* **Element region listings**

***

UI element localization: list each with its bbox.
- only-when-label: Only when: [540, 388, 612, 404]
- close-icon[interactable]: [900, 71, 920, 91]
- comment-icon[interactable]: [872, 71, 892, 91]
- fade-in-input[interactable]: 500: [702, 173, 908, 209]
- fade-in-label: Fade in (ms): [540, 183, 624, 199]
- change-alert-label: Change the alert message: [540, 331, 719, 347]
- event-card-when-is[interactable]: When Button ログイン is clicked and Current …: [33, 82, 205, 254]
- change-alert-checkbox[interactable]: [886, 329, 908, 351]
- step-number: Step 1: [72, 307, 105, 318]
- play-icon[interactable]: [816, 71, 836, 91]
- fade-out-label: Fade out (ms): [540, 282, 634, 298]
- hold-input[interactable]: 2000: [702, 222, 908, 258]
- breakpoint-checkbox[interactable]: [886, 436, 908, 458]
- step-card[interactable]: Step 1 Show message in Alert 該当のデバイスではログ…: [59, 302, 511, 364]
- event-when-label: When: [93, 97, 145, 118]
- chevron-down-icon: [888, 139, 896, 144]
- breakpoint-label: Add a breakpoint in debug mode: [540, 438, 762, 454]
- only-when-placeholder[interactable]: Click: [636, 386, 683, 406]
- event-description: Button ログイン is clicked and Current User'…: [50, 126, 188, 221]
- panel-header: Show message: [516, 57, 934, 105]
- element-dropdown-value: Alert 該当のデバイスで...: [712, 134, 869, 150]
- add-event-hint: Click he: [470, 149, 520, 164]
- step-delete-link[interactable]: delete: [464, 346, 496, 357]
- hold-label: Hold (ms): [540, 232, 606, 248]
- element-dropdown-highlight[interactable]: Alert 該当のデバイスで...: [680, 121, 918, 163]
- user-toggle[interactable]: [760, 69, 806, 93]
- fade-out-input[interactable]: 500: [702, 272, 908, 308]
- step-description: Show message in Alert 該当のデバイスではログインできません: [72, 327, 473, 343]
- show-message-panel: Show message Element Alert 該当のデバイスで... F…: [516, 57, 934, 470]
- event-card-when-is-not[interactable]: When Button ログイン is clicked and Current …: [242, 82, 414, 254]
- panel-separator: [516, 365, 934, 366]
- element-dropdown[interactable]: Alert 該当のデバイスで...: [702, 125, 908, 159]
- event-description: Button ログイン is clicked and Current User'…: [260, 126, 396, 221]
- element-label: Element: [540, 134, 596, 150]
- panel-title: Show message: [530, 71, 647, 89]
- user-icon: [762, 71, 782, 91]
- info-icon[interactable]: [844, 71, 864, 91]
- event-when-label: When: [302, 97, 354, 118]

***

* **TO DO**
Count the lines of the entries above that contain the string "fade", matching case exactly. Give only the number.

* **TASK OUTPUT**
4